**Short task**
Repeat each entry as written, dropping any picture you find.

(Dataset records)
════════════════════
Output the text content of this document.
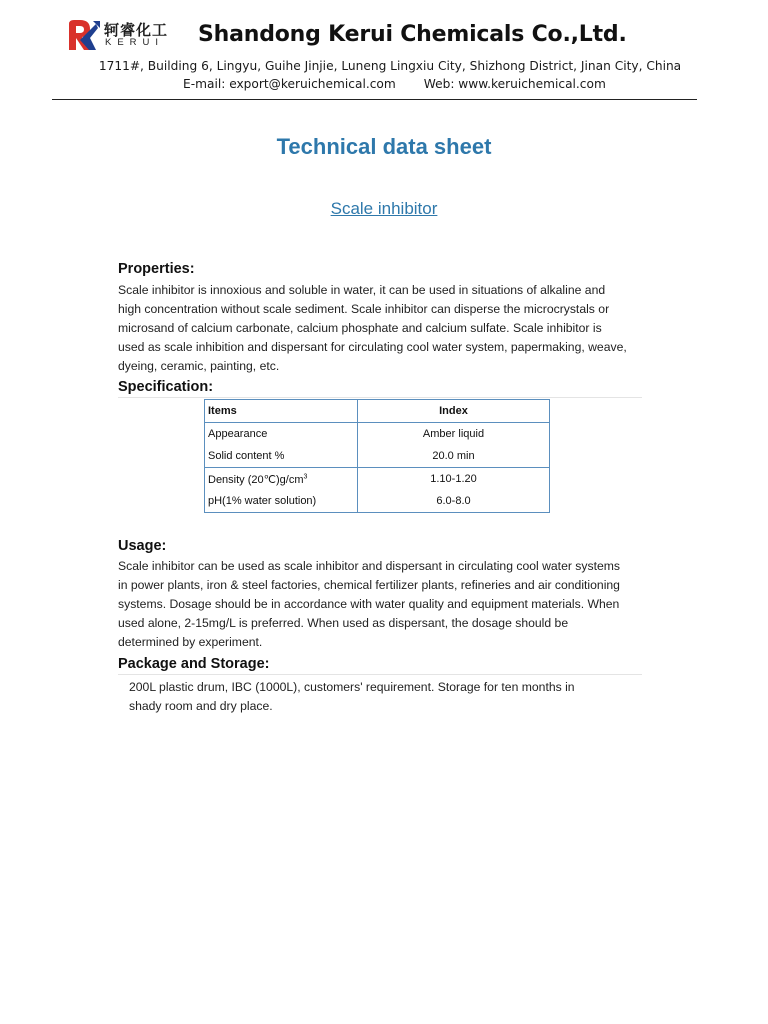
轲睿化工
KERUI Shandong Kerui Chemicals Co.,Ltd.
1711#, Building 6, Lingyu, Guihe Jinjie, Luneng Lingxiu City, Shizhong District, Jinan City, China
E-mail: export@keruichemical.com Web: www.keruichemical.com
Technical data sheet
Scale inhibitor
Properties:

Scale inhibitor is innoxious and soluble in water, it can be used in situations of alkaline and

high concentration without scale sediment. Scale inhibitor can disperse the microcrystals or

microsand of calcium carbonate, calcium phosphate and calcium sulfate. Scale inhibitor is

used as scale inhibition and dispersant for circulating cool water system, papermaking, weave,

dyeing, ceramic, painting, etc.

Specification:
Items	Index
Appearance	Amber liquid
Solid content %	20.0 min
Density $(20℃)g/cm^3$	1.10-1.20
pH(1% water solution)	6.0-8.0
Usage:

Scale inhibitor can be used as scale inhibitor and dispersant in circulating cool water systems

in power plants, iron & steel factories, chemical fertilizer plants, refineries and air conditioning

systems. Dosage should be in accordance with water quality and equipment materials. When

used alone, 2-15mg/L is preferred. When used as dispersant, the dosage should be

determined by experiment.

Package and Storage:

200L plastic drum, IBC (1000L), customers' requirement. Storage for ten months in

shady room and dry place.
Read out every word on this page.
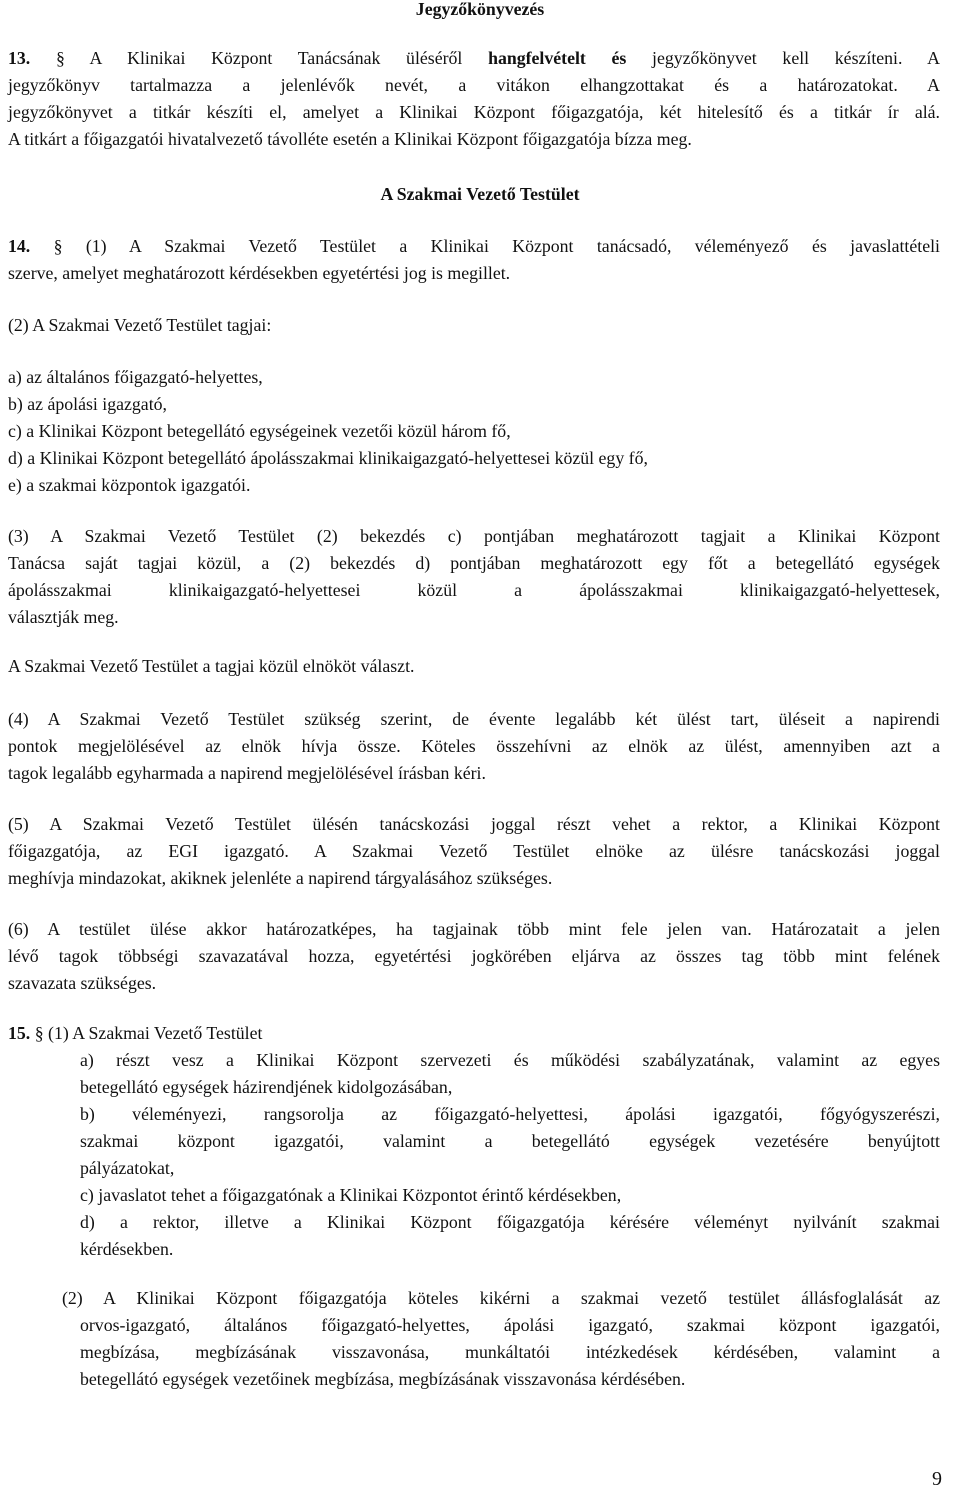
Jegyzőkönyvezés
13. § A Klinikai Központ Tanácsának üléséről hangfelvételt és jegyzőkönyvet kell készíteni. A
jegyzőkönyv tartalmazza a jelenlévők nevét, a vitákon elhangzottakat és a határozatokat. A
jegyzőkönyvet a titkár készíti el, amelyet a Klinikai Központ főigazgatója, két hitelesítő és a titkár ír alá.
A titkárt a főigazgatói hivatalvezető távolléte esetén a Klinikai Központ főigazgatója bízza meg.
A Szakmai Vezető Testület
14. § (1) A Szakmai Vezető Testület a Klinikai Központ tanácsadó, véleményező és javaslattételi
szerve, amelyet meghatározott kérdésekben egyetértési jog is megillet.
(2) A Szakmai Vezető Testület tagjai:
a) az általános főigazgató-helyettes,
b) az ápolási igazgató,
c) a Klinikai Központ betegellátó egységeinek vezetői közül három fő,
d) a Klinikai Központ betegellátó ápolásszakmai klinikaigazgató-helyettesei közül egy fő,
e) a szakmai központok igazgatói.
(3) A Szakmai Vezető Testület (2) bekezdés c) pontjában meghatározott tagjait a Klinikai Központ
Tanácsa saját tagjai közül, a (2) bekezdés d) pontjában meghatározott egy főt a betegellátó egységek
ápolásszakmai klinikaigazgató-helyettesei közül a ápolásszakmai klinikaigazgató-helyettesek,
választják meg.
A Szakmai Vezető Testület a tagjai közül elnököt választ.
(4) A Szakmai Vezető Testület szükség szerint, de évente legalább két ülést tart, üléseit a napirendi
pontok megjelölésével az elnök hívja össze. Köteles összehívni az elnök az ülést, amennyiben azt a
tagok legalább egyharmada a napirend megjelölésével írásban kéri.
(5) A Szakmai Vezető Testület ülésén tanácskozási joggal részt vehet a rektor, a Klinikai Központ
főigazgatója, az EGI igazgató. A Szakmai Vezető Testület elnöke az ülésre tanácskozási joggal
meghívja mindazokat, akiknek jelenléte a napirend tárgyalásához szükséges.
(6) A testület ülése akkor határozatképes, ha tagjainak több mint fele jelen van. Határozatait a jelen
lévő tagok többségi szavazatával hozza, egyetértési jogkörében eljárva az összes tag több mint felének
szavazata szükséges.
15. § (1) A Szakmai Vezető Testület
a) részt vesz a Klinikai Központ szervezeti és működési szabályzatának, valamint az egyes
betegellátó egységek házirendjének kidolgozásában,
b) véleményezi, rangsorolja az főigazgató-helyettesi, ápolási igazgatói, főgyógyszerészi,
szakmai központ igazgatói, valamint a betegellátó egységek vezetésére benyújtott
pályázatokat,
c) javaslatot tehet a főigazgatónak a Klinikai Központot érintő kérdésekben,
d) a rektor, illetve a Klinikai Központ főigazgatója kérésére véleményt nyilvánít szakmai
kérdésekben.
(2) A Klinikai Központ főigazgatója köteles kikérni a szakmai vezető testület állásfoglalását az
orvos-igazgató, általános főigazgató-helyettes, ápolási igazgató, szakmai központ igazgatói,
megbízása, megbízásának visszavonása, munkáltatói intézkedések kérdésében, valamint a
betegellátó egységek vezetőinek megbízása, megbízásának visszavonása kérdésében.
9
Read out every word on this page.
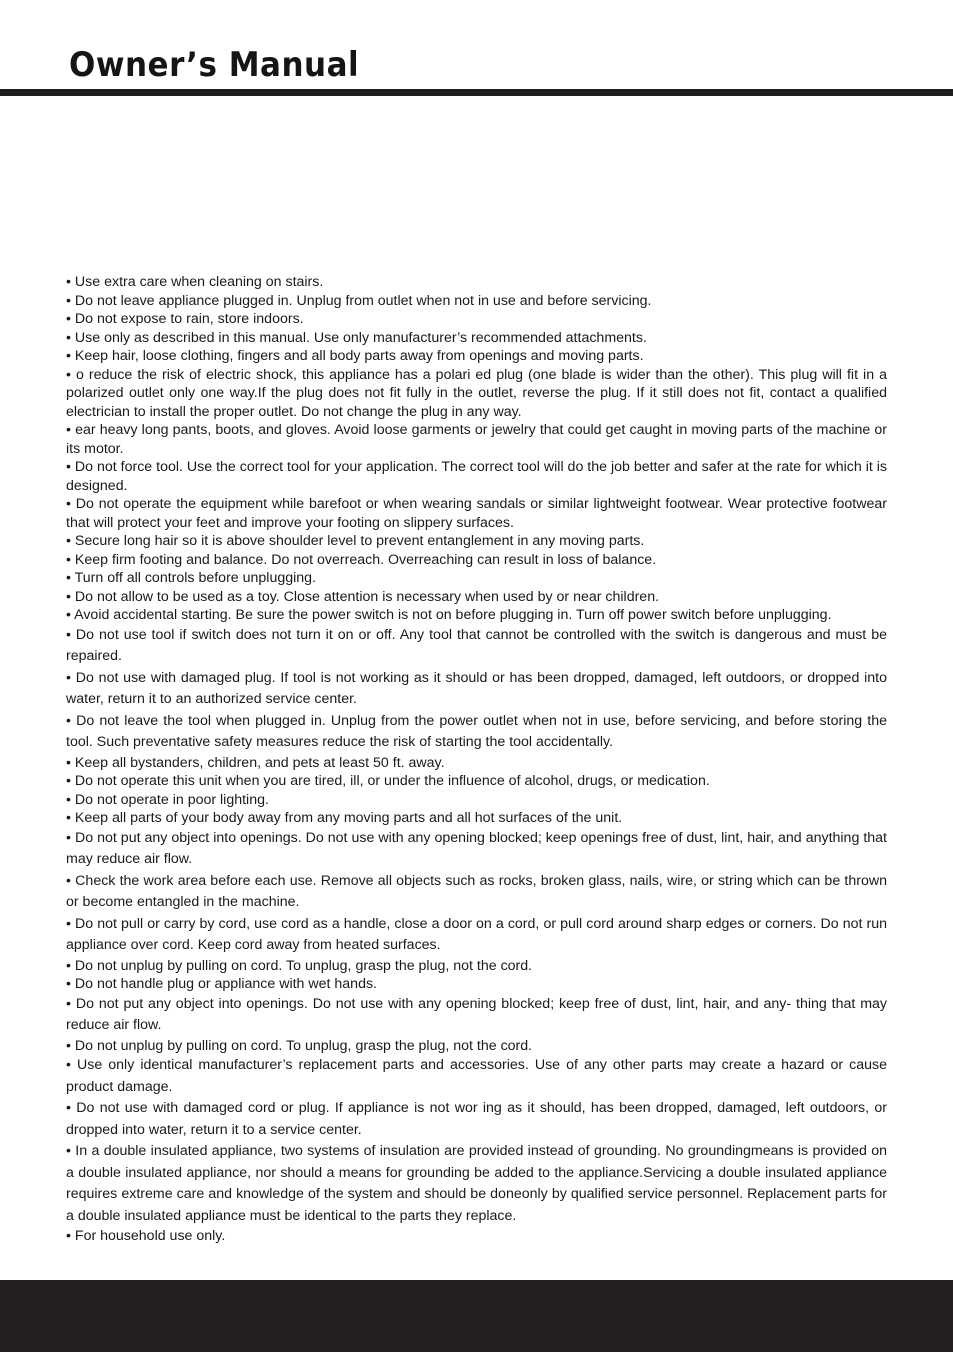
Owner’s Manual

• Use extra care when cleaning on stairs.

• Do not leave appliance plugged in. Unplug from outlet when not in use and before servicing.

• Do not expose to rain, store indoors.

• Use only as described in this manual. Use only manufacturer’s recommended attachments.

• Keep hair, loose clothing, fingers and all body parts away from openings and moving parts.

• o reduce the risk of electric shock, this appliance has a polari ed plug (one blade is wider than the other). This plug will fit in a polarized outlet only one way.If the plug does not fit fully in the outlet, reverse the plug. If it still does not fit, contact a qualified electrician to install the proper outlet. Do not change the plug in any way.

• ear heavy long pants, boots, and gloves. Avoid loose garments or jewelry that could get caught in moving parts of the machine or its motor.

• Do not force tool. Use the correct tool for your application. The correct tool will do the job better and safer at the rate for which it is designed.

• Do not operate the equipment while barefoot or when wearing sandals or similar lightweight footwear. Wear protective footwear that will protect your feet and improve your footing on slippery surfaces.

• Secure long hair so it is above shoulder level to prevent entanglement in any moving parts.

• Keep firm footing and balance. Do not overreach. Overreaching can result in loss of balance.

• Turn off all controls before unplugging.

• Do not allow to be used as a toy. Close attention is necessary when used by or near children.

• Avoid accidental starting. Be sure the power switch is not on before plugging in. Turn off power switch before unplugging.

• Do not use tool if switch does not turn it on or off. Any tool that cannot be controlled with the switch is dangerous and must be repaired.

• Do not use with damaged plug. If tool is not working as it should or has been dropped, damaged, left outdoors, or dropped into water, return it to an authorized service center.

• Do not leave the tool when plugged in. Unplug from the power outlet when not in use, before servicing, and before storing the tool. Such preventative safety measures reduce the risk of starting the tool accidentally.

• Keep all bystanders, children, and pets at least 50 ft. away.

• Do not operate this unit when you are tired, ill, or under the influence of alcohol, drugs, or medication.

• Do not operate in poor lighting.

• Keep all parts of your body away from any moving parts and all hot surfaces of the unit.

• Do not put any object into openings. Do not use with any opening blocked; keep openings free of dust, lint, hair, and anything that may reduce air flow.

• Check the work area before each use. Remove all objects such as rocks, broken glass, nails, wire, or string which can be thrown or become entangled in the machine.

• Do not pull or carry by cord, use cord as a handle, close a door on a cord, or pull cord around sharp edges or corners. Do not run appliance over cord. Keep cord away from heated surfaces.

• Do not unplug by pulling on cord. To unplug, grasp the plug, not the cord.

• Do not handle plug or appliance with wet hands.

• Do not put any object into openings. Do not use with any opening blocked; keep free of dust, lint, hair, and any- thing that may reduce air flow.

• Do not unplug by pulling on cord. To unplug, grasp the plug, not the cord.

• Use only identical manufacturer’s replacement parts and accessories. Use of any other parts may create a hazard or cause product damage.

• Do not use with damaged cord or plug. If appliance is not wor ing as it should, has been dropped, damaged, left outdoors, or dropped into water, return it to a service center.

• In a double insulated appliance, two systems of insulation are provided instead of grounding. No groundingmeans is provided on a double insulated appliance, nor should a means for grounding be added to the appliance.Servicing a double insulated appliance requires extreme care and knowledge of the system and should be doneonly by qualified service personnel. Replacement parts for a double insulated appliance must be identical to the parts they replace.

• For household use only.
════════════════════
**Correct result**
Output the text content of this document.
轲睿化工
KERUI Shandong Kerui Chemicals Co.,Ltd.
1711#, Building 6, Lingyu, Guihe Jinjie, Luneng Lingxiu City, Shizhong District, Jinan City, China
E-mail: export@keruichemical.com Web: www.keruichemical.com
Technical data sheet
Scale inhibitor
Properties:

Scale inhibitor is innoxious and soluble in water, it can be used in situations of alkaline and

high concentration without scale sediment. Scale inhibitor can disperse the microcrystals or

microsand of calcium carbonate, calcium phosphate and calcium sulfate. Scale inhibitor is

used as scale inhibition and dispersant for circulating cool water system, papermaking, weave,

dyeing, ceramic, painting, etc.

Specification:
Items	Index
Appearance	Amber liquid
Solid content %	20.0 min
Density $(20℃)g/cm^3$	1.10-1.20
pH(1% water solution)	6.0-8.0
Usage:

Scale inhibitor can be used as scale inhibitor and dispersant in circulating cool water systems

in power plants, iron & steel factories, chemical fertilizer plants, refineries and air conditioning

systems. Dosage should be in accordance with water quality and equipment materials. When

used alone, 2-15mg/L is preferred. When used as dispersant, the dosage should be

determined by experiment.

Package and Storage:

200L plastic drum, IBC (1000L), customers' requirement. Storage for ten months in

shady room and dry place.
Read out every word on this page.
Jegyzőkönyvezés
13. § A Klinikai Központ Tanácsának üléséről hangfelvételt és jegyzőkönyvet kell készíteni. A
jegyzőkönyv tartalmazza a jelenlévők nevét, a vitákon elhangzottakat és a határozatokat. A
jegyzőkönyvet a titkár készíti el, amelyet a Klinikai Központ főigazgatója, két hitelesítő és a titkár ír alá.
A titkárt a főigazgatói hivatalvezető távolléte esetén a Klinikai Központ főigazgatója bízza meg.
A Szakmai Vezető Testület
14. § (1) A Szakmai Vezető Testület a Klinikai Központ tanácsadó, véleményező és javaslattételi
szerve, amelyet meghatározott kérdésekben egyetértési jog is megillet.
(2) A Szakmai Vezető Testület tagjai:
a) az általános főigazgató-helyettes,
b) az ápolási igazgató,
c) a Klinikai Központ betegellátó egységeinek vezetői közül három fő,
d) a Klinikai Központ betegellátó ápolásszakmai klinikaigazgató-helyettesei közül egy fő,
e) a szakmai központok igazgatói.
(3) A Szakmai Vezető Testület (2) bekezdés c) pontjában meghatározott tagjait a Klinikai Központ
Tanácsa saját tagjai közül, a (2) bekezdés d) pontjában meghatározott egy főt a betegellátó egységek
ápolásszakmai klinikaigazgató-helyettesei közül a ápolásszakmai klinikaigazgató-helyettesek,
választják meg.
A Szakmai Vezető Testület a tagjai közül elnököt választ.
(4) A Szakmai Vezető Testület szükség szerint, de évente legalább két ülést tart, üléseit a napirendi
pontok megjelölésével az elnök hívja össze. Köteles összehívni az elnök az ülést, amennyiben azt a
tagok legalább egyharmada a napirend megjelölésével írásban kéri.
(5) A Szakmai Vezető Testület ülésén tanácskozási joggal részt vehet a rektor, a Klinikai Központ
főigazgatója, az EGI igazgató. A Szakmai Vezető Testület elnöke az ülésre tanácskozási joggal
meghívja mindazokat, akiknek jelenléte a napirend tárgyalásához szükséges.
(6) A testület ülése akkor határozatképes, ha tagjainak több mint fele jelen van. Határozatait a jelen
lévő tagok többségi szavazatával hozza, egyetértési jogkörében eljárva az összes tag több mint felének
szavazata szükséges.
15. § (1) A Szakmai Vezető Testület
a) részt vesz a Klinikai Központ szervezeti és működési szabályzatának, valamint az egyes
betegellátó egységek házirendjének kidolgozásában,
b) véleményezi, rangsorolja az főigazgató-helyettesi, ápolási igazgatói, főgyógyszerészi,
szakmai központ igazgatói, valamint a betegellátó egységek vezetésére benyújtott
pályázatokat,
c) javaslatot tehet a főigazgatónak a Klinikai Központot érintő kérdésekben,
d) a rektor, illetve a Klinikai Központ főigazgatója kérésére véleményt nyilvánít szakmai
kérdésekben.
(2) A Klinikai Központ főigazgatója köteles kikérni a szakmai vezető testület állásfoglalását az
orvos-igazgató, általános főigazgató-helyettes, ápolási igazgató, szakmai központ igazgatói,
megbízása, megbízásának visszavonása, munkáltatói intézkedések kérdésében, valamint a
betegellátó egységek vezetőinek megbízása, megbízásának visszavonása kérdésében.
9
Read out every word on this page.
Owner’s Manual

• Use extra care when cleaning on stairs.

• Do not leave appliance plugged in. Unplug from outlet when not in use and before servicing.

• Do not expose to rain, store indoors.

• Use only as described in this manual. Use only manufacturer’s recommended attachments.

• Keep hair, loose clothing, fingers and all body parts away from openings and moving parts.

• o reduce the risk of electric shock, this appliance has a polari ed plug (one blade is wider than the other). This plug will fit in a polarized outlet only one way.If the plug does not fit fully in the outlet, reverse the plug. If it still does not fit, contact a qualified electrician to install the proper outlet. Do not change the plug in any way.

• ear heavy long pants, boots, and gloves. Avoid loose garments or jewelry that could get caught in moving parts of the machine or its motor.

• Do not force tool. Use the correct tool for your application. The correct tool will do the job better and safer at the rate for which it is designed.

• Do not operate the equipment while barefoot or when wearing sandals or similar lightweight footwear. Wear protective footwear that will protect your feet and improve your footing on slippery surfaces.

• Secure long hair so it is above shoulder level to prevent entanglement in any moving parts.

• Keep firm footing and balance. Do not overreach. Overreaching can result in loss of balance.

• Turn off all controls before unplugging.

• Do not allow to be used as a toy. Close attention is necessary when used by or near children.

• Avoid accidental starting. Be sure the power switch is not on before plugging in. Turn off power switch before unplugging.

• Do not use tool if switch does not turn it on or off. Any tool that cannot be controlled with the switch is dangerous and must be repaired.

• Do not use with damaged plug. If tool is not working as it should or has been dropped, damaged, left outdoors, or dropped into water, return it to an authorized service center.

• Do not leave the tool when plugged in. Unplug from the power outlet when not in use, before servicing, and before storing the tool. Such preventative safety measures reduce the risk of starting the tool accidentally.

• Keep all bystanders, children, and pets at least 50 ft. away.

• Do not operate this unit when you are tired, ill, or under the influence of alcohol, drugs, or medication.

• Do not operate in poor lighting.

• Keep all parts of your body away from any moving parts and all hot surfaces of the unit.

• Do not put any object into openings. Do not use with any opening blocked; keep openings free of dust, lint, hair, and anything that may reduce air flow.

• Check the work area before each use. Remove all objects such as rocks, broken glass, nails, wire, or string which can be thrown or become entangled in the machine.

• Do not pull or carry by cord, use cord as a handle, close a door on a cord, or pull cord around sharp edges or corners. Do not run appliance over cord. Keep cord away from heated surfaces.

• Do not unplug by pulling on cord. To unplug, grasp the plug, not the cord.

• Do not handle plug or appliance with wet hands.

• Do not put any object into openings. Do not use with any opening blocked; keep free of dust, lint, hair, and any- thing that may reduce air flow.

• Do not unplug by pulling on cord. To unplug, grasp the plug, not the cord.

• Use only identical manufacturer’s replacement parts and accessories. Use of any other parts may create a hazard or cause product damage.

• Do not use with damaged cord or plug. If appliance is not wor ing as it should, has been dropped, damaged, left outdoors, or dropped into water, return it to a service center.

• In a double insulated appliance, two systems of insulation are provided instead of grounding. No groundingmeans is provided on a double insulated appliance, nor should a means for grounding be added to the appliance.Servicing a double insulated appliance requires extreme care and knowledge of the system and should be doneonly by qualified service personnel. Replacement parts for a double insulated appliance must be identical to the parts they replace.

• For household use only.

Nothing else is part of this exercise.